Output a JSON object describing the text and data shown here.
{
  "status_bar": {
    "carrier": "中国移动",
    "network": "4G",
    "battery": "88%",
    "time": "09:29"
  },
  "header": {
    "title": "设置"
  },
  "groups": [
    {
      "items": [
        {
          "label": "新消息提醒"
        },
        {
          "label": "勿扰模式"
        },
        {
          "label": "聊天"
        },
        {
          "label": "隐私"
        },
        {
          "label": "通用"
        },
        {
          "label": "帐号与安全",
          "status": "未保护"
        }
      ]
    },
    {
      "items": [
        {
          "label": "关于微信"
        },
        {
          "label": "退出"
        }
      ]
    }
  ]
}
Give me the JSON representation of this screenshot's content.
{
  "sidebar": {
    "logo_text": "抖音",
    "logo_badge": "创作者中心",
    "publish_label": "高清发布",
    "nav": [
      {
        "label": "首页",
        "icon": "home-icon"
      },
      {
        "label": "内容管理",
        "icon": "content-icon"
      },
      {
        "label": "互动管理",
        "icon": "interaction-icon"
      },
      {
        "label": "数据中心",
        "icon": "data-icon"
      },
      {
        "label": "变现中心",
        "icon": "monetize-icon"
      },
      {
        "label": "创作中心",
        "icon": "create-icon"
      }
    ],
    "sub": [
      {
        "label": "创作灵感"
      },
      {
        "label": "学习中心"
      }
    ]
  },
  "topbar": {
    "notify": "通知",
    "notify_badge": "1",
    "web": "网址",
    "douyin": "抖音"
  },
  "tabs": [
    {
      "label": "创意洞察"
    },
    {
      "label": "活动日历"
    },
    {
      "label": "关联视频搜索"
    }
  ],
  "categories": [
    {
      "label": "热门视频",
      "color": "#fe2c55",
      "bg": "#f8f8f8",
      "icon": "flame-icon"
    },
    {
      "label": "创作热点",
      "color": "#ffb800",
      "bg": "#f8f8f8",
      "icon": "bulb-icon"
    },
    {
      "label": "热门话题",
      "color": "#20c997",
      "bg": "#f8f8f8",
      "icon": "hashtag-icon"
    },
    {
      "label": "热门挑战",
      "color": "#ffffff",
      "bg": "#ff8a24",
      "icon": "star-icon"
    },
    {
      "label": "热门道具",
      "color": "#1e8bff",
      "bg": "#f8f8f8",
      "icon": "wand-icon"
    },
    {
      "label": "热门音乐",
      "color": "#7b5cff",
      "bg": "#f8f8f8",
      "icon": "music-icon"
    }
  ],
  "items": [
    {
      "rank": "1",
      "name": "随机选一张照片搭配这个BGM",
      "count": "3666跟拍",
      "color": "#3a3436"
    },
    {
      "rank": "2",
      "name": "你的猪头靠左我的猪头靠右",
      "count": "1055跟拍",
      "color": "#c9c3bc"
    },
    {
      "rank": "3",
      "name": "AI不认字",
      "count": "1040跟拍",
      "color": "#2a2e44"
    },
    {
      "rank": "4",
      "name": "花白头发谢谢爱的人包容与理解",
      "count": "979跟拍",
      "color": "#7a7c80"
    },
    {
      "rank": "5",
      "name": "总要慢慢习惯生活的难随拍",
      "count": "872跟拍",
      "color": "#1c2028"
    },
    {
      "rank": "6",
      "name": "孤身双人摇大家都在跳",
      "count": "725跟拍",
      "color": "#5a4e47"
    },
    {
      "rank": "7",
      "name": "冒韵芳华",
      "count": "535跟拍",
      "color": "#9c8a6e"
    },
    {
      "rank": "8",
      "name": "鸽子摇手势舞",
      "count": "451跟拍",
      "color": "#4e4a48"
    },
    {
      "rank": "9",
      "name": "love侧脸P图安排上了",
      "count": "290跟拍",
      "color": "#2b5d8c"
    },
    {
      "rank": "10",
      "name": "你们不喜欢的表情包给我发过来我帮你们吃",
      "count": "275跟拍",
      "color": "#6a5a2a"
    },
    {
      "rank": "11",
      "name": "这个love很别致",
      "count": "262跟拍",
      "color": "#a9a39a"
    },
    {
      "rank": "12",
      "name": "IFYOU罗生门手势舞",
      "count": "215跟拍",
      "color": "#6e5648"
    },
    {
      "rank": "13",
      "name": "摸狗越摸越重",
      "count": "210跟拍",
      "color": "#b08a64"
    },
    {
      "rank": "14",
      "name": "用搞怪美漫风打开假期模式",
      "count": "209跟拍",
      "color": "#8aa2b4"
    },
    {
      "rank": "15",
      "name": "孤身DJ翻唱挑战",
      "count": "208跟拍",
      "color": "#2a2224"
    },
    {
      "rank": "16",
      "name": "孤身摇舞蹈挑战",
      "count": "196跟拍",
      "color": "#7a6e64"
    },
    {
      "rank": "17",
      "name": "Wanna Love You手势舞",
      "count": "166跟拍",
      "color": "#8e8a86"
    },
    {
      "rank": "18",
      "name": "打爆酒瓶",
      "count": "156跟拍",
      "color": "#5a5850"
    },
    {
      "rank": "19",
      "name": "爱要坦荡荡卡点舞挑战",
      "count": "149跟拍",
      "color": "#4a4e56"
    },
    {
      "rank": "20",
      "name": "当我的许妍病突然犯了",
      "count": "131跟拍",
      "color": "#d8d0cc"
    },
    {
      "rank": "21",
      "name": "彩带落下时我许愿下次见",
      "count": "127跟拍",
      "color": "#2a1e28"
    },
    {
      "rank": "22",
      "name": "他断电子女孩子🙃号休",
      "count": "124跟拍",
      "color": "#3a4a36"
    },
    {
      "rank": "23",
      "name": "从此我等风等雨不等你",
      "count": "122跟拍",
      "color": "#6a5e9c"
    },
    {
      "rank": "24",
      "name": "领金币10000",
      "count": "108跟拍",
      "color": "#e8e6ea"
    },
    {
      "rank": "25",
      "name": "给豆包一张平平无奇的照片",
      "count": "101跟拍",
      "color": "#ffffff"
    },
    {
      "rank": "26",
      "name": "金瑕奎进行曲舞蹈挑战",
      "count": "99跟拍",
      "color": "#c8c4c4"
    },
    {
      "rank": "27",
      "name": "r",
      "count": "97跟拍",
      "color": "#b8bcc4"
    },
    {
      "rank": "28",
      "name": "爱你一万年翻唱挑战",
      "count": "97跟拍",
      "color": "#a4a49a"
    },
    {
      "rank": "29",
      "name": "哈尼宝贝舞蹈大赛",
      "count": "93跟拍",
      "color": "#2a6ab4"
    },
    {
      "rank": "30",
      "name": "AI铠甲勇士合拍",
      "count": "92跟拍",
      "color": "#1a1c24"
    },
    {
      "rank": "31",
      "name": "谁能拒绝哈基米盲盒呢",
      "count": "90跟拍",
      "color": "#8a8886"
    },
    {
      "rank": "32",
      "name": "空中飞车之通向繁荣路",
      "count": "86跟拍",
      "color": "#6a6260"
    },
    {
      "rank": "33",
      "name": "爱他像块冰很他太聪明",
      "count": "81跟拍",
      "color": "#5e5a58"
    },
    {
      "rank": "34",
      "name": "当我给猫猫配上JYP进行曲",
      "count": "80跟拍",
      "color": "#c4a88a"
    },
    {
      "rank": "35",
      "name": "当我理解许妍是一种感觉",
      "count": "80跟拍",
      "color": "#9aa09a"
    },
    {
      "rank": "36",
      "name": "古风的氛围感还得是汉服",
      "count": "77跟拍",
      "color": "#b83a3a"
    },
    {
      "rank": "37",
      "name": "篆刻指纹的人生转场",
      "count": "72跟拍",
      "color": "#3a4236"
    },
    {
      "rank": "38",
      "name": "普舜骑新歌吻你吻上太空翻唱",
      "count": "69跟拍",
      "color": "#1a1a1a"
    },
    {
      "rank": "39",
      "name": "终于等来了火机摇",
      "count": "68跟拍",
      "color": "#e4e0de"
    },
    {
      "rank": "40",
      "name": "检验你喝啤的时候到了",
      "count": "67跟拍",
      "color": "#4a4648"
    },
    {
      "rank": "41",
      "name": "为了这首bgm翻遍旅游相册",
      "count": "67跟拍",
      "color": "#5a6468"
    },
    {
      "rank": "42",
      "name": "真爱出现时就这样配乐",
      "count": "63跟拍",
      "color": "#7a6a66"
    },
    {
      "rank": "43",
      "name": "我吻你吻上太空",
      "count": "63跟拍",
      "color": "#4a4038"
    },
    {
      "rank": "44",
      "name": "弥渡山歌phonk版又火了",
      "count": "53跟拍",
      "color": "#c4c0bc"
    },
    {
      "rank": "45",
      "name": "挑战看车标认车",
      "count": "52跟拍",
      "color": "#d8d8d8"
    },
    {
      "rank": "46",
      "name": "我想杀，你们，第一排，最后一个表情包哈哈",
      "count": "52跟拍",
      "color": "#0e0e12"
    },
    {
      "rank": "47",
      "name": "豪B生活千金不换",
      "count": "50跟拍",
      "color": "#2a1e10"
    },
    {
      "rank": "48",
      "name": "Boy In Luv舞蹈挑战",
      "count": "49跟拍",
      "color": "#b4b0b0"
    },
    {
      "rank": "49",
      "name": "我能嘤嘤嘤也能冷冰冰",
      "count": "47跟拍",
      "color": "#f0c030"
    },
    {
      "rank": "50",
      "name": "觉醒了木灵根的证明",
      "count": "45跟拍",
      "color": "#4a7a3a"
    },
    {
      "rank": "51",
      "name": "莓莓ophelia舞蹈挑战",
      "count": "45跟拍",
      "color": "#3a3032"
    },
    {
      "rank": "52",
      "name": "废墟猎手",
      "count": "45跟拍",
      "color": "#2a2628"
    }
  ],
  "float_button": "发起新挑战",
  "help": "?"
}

---

What is being asked: Give the number of lines in the records that contain the string "JSON", with no other output.

Exercise answer: 2